** To be done **
Write out the full set of records exactly. Any pictures in them do not belong in the copy.

** Extracted material **
<<<<
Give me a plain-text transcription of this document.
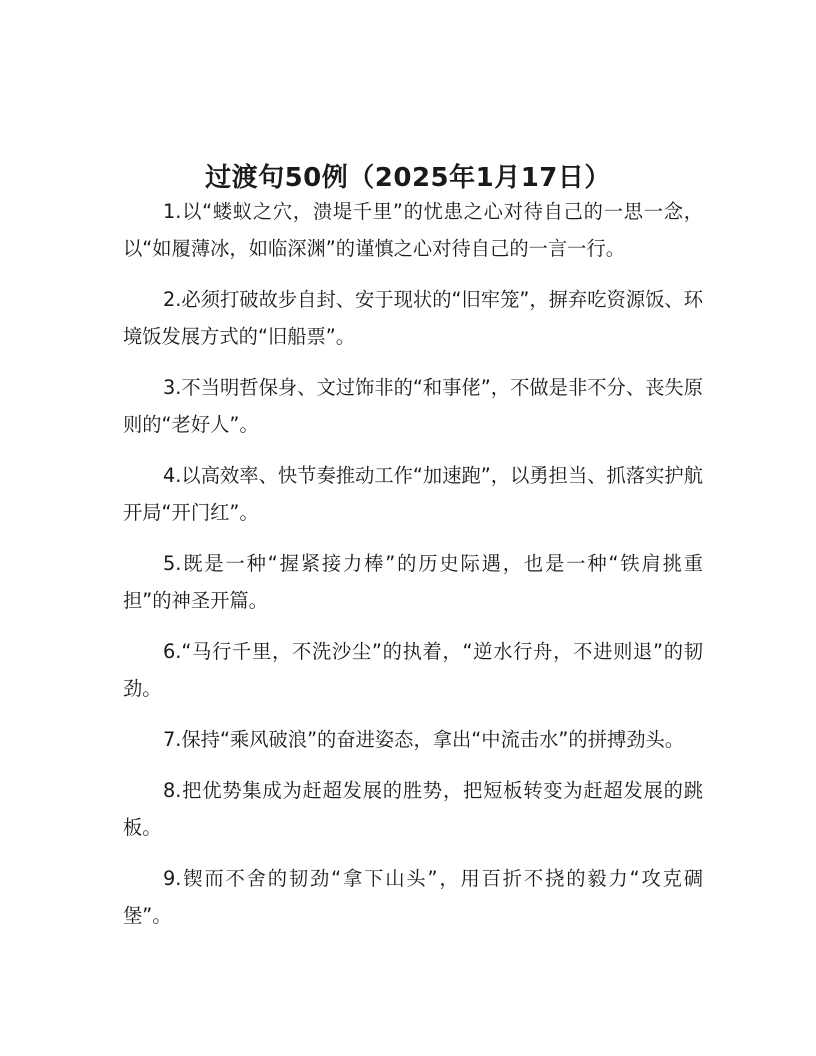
过渡句50例（2025年1月17日）

1.以“蝼蚁之穴，溃堤千里”的忧患之心对待自己的一思一念，以“如履薄冰，如临深渊”的谨慎之心对待自己的一言一行。

2.必须打破故步自封、安于现状的“旧牢笼”，摒弃吃资源饭、环境饭发展方式的“旧船票”。

3.不当明哲保身、文过饰非的“和事佬”，不做是非不分、丧失原则的“老好人”。

4.以高效率、快节奏推动工作“加速跑”，以勇担当、抓落实护航开局“开门红”。

5.既是一种“握紧接力棒”的历史际遇，也是一种“铁肩挑重担”的神圣开篇。

6.“马行千里，不洗沙尘”的执着，“逆水行舟，不进则退”的韧劲。

7.保持“乘风破浪”的奋进姿态，拿出“中流击水”的拼搏劲头。

8.把优势集成为赶超发展的胜势，把短板转变为赶超发展的跳板。

9.锲而不舍的韧劲“拿下山头”，用百折不挠的毅力“攻克碉堡”。
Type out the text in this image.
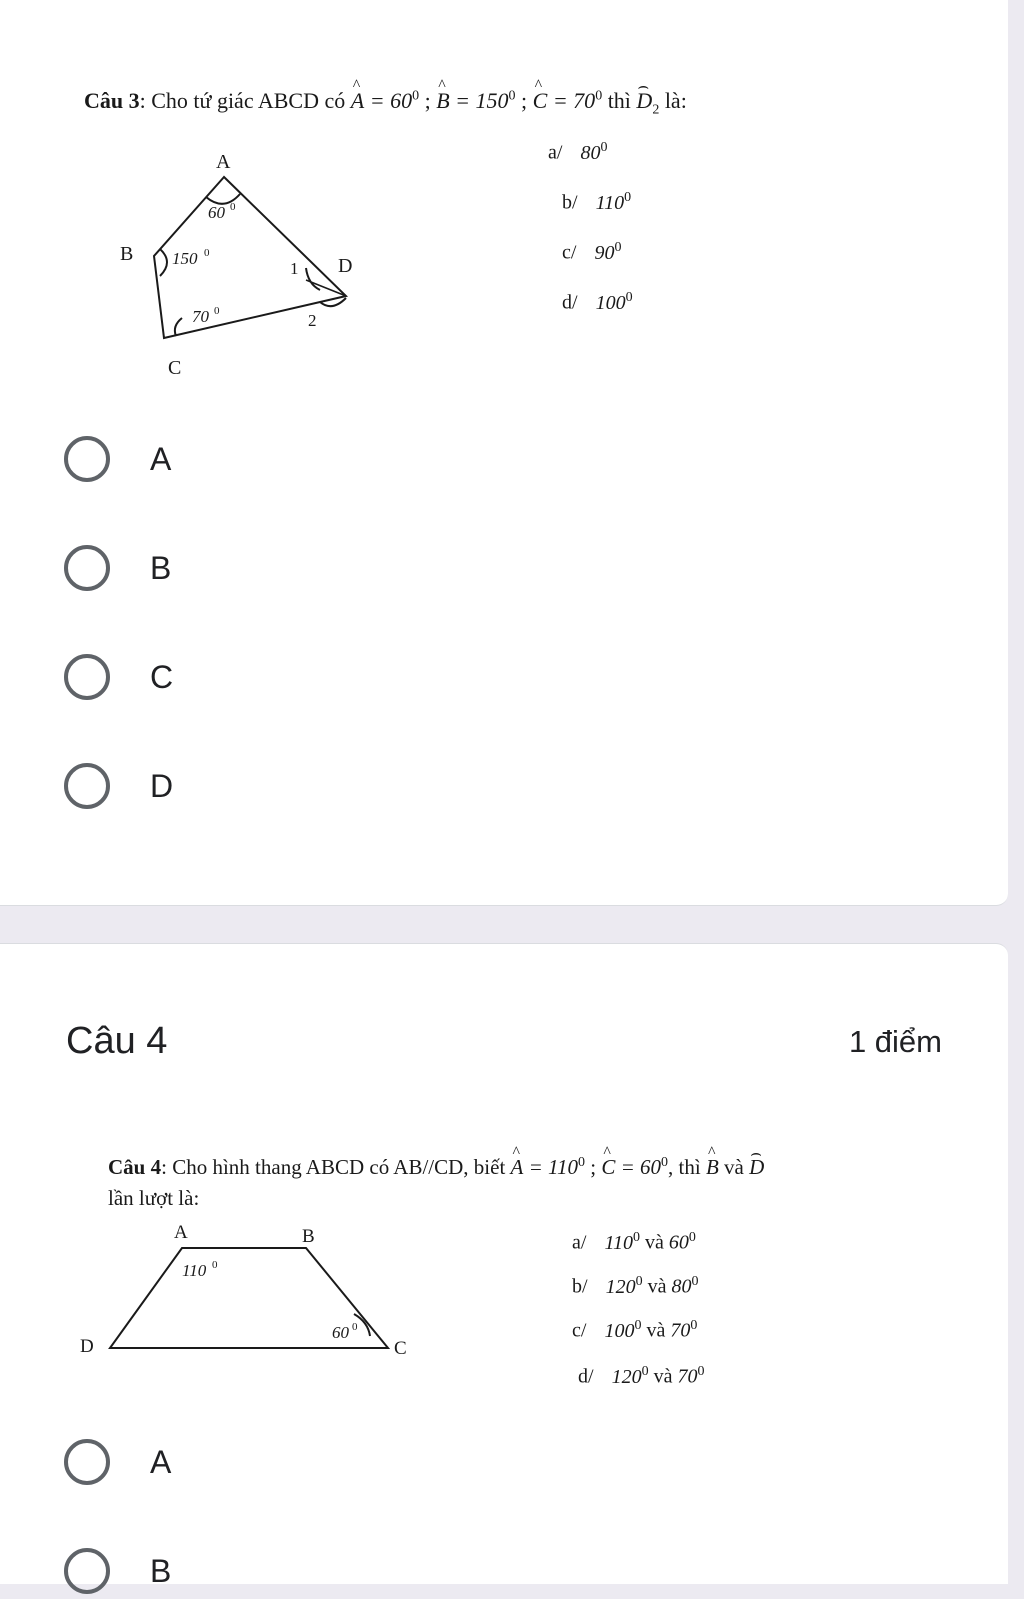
Câu 3: Cho tứ giác ABCD có ^ $A = 60^0$ ; ^ $B = 150^0$ ; ^ $C = 70^0$ thì ⌢ $D_2$ là:
A
B
C
D
60 0
150 0
70 0
1
2
a/ $80^0$
b/ $110^0$
c/ $90^0$
d/ $100^0$
A
B
C
D
Câu 4	1 điểm
Câu 4: Cho hình thang ABCD có AB//CD, biết ^ $A = 110^0$ ; ^ $C = 60^0$, thì ^ B và ⌢ D
lần lượt là:
A	B
C
D
110 0
60 0
a/ $110^0$ và $60^0$
b/ $120^0$ và $80^0$
c/ $100^0$ và $70^0$
d/ $120^0$ và $70^0$
A
B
>>>>
** Result **
Give me a plain-text transcription of this document.
过渡句50例（2025年1月17日）

1.以“蝼蚁之穴，溃堤千里”的忧患之心对待自己的一思一念，以“如履薄冰，如临深渊”的谨慎之心对待自己的一言一行。

2.必须打破故步自封、安于现状的“旧牢笼”，摒弃吃资源饭、环境饭发展方式的“旧船票”。

3.不当明哲保身、文过饰非的“和事佬”，不做是非不分、丧失原则的“老好人”。

4.以高效率、快节奏推动工作“加速跑”，以勇担当、抓落实护航开局“开门红”。

5.既是一种“握紧接力棒”的历史际遇，也是一种“铁肩挑重担”的神圣开篇。

6.“马行千里，不洗沙尘”的执着，“逆水行舟，不进则退”的韧劲。

7.保持“乘风破浪”的奋进姿态，拿出“中流击水”的拼搏劲头。

8.把优势集成为赶超发展的胜势，把短板转变为赶超发展的跳板。

9.锲而不舍的韧劲“拿下山头”，用百折不挠的毅力“攻克碉堡”。
Type out the text in this image.
Câu 3: Cho tứ giác ABCD có ^ $A = 60^0$ ; ^ $B = 150^0$ ; ^ $C = 70^0$ thì ⌢ $D_2$ là:
A
B
C
D
60 0
150 0
70 0
1
2
a/ $80^0$
b/ $110^0$
c/ $90^0$
d/ $100^0$
A
B
C
D
Câu 4	1 điểm
Câu 4: Cho hình thang ABCD có AB//CD, biết ^ $A = 110^0$ ; ^ $C = 60^0$, thì ^ B và ⌢ D
lần lượt là:
A	B
C
D
110 0
60 0
a/ $110^0$ và $60^0$
b/ $120^0$ và $80^0$
c/ $100^0$ và $70^0$
d/ $120^0$ và $70^0$
A
B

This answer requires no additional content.